■ Description of the task ■
Pick out and copy every line of the records that contains the string "plus". Letter case must match.

Element placement data:
----

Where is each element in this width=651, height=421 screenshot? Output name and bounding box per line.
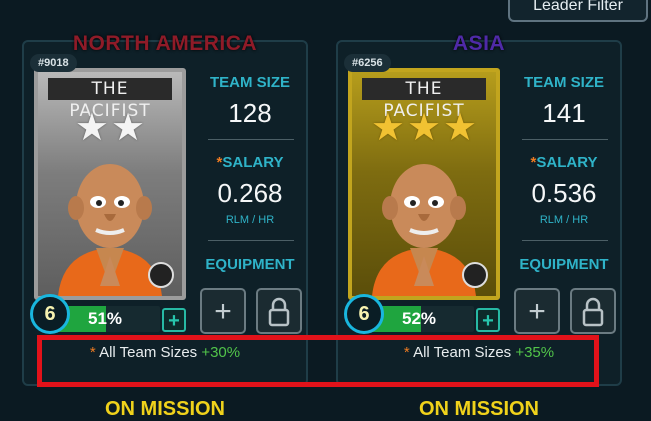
card-title: THE PACIFIST: [362, 78, 486, 121]
lock-icon: [268, 297, 290, 327]
team-size-value: 128: [228, 98, 272, 128]
leader-portrait[interactable]: THE PACIFIST ★★: [34, 68, 186, 300]
team-bonus: * All Team Sizes +35%: [403, 344, 555, 361]
bonus-value: +30%: [201, 344, 241, 361]
add-equipment-button[interactable]: +: [200, 288, 246, 334]
team-size-value: 141: [542, 98, 586, 128]
leader-filter-button[interactable]: Leader Filter: [508, 0, 648, 22]
realm-logo: [148, 262, 174, 288]
divider: [522, 240, 608, 241]
salary-label: SALARY: [536, 154, 598, 171]
plus-icon: +: [482, 310, 494, 332]
region-label: NORTH AMERICA: [72, 32, 258, 55]
divider: [208, 240, 294, 241]
team-bonus: * All Team Sizes +30%: [89, 344, 241, 361]
divider: [522, 139, 608, 140]
plus-icon: +: [528, 295, 546, 328]
salary-value: 0.268: [217, 178, 283, 208]
salary-value: 0.536: [531, 178, 597, 208]
plus-icon: +: [214, 295, 232, 328]
bonus-label: All Team Sizes: [413, 344, 512, 361]
lock-icon: [582, 297, 604, 327]
locked-equipment-slot[interactable]: [256, 288, 302, 334]
equipment-label: EQUIPMENT: [205, 256, 295, 273]
card-title: THE PACIFIST: [48, 78, 172, 121]
level-badge: 6: [30, 294, 70, 334]
divider: [208, 139, 294, 140]
level-up-button[interactable]: +: [476, 308, 500, 332]
add-equipment-button[interactable]: +: [514, 288, 560, 334]
leader-id-badge: #9018: [30, 54, 77, 72]
plus-icon: +: [168, 310, 180, 332]
salary-label-row: *SALARY: [216, 154, 284, 171]
mission-status: ON MISSION: [104, 398, 225, 420]
leader-id-badge: #6256: [344, 54, 391, 72]
salary-unit: RLM / HR: [225, 214, 275, 226]
leader-card[interactable]: NORTH AMERICA #9018 THE PACIFIST ★★ 51% …: [22, 32, 308, 386]
team-size-label: TEAM SIZE: [523, 74, 604, 91]
level-up-button[interactable]: +: [162, 308, 186, 332]
bonus-value: +35%: [515, 344, 555, 361]
salary-label: SALARY: [222, 154, 284, 171]
bonus-label: All Team Sizes: [99, 344, 198, 361]
realm-logo: [462, 262, 488, 288]
region-label: ASIA: [452, 32, 506, 55]
salary-label-row: *SALARY: [530, 154, 598, 171]
mission-status: ON MISSION: [418, 398, 539, 420]
equipment-label: EQUIPMENT: [519, 256, 609, 273]
leader-card[interactable]: ASIA #6256 THE PACIFIST ★★★ 52% 6 + TEAM…: [336, 32, 622, 386]
salary-unit: RLM / HR: [539, 214, 589, 226]
team-size-label: TEAM SIZE: [209, 74, 290, 91]
locked-equipment-slot[interactable]: [570, 288, 616, 334]
leader-portrait[interactable]: THE PACIFIST ★★★: [348, 68, 500, 300]
level-badge: 6: [344, 294, 384, 334]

----

■ Answer to the exercise ■
plus-icon: +: [482, 310, 494, 332]
plus-icon: +: [528, 295, 546, 328]
plus-icon: +: [214, 295, 232, 328]
plus-icon: +: [168, 310, 180, 332]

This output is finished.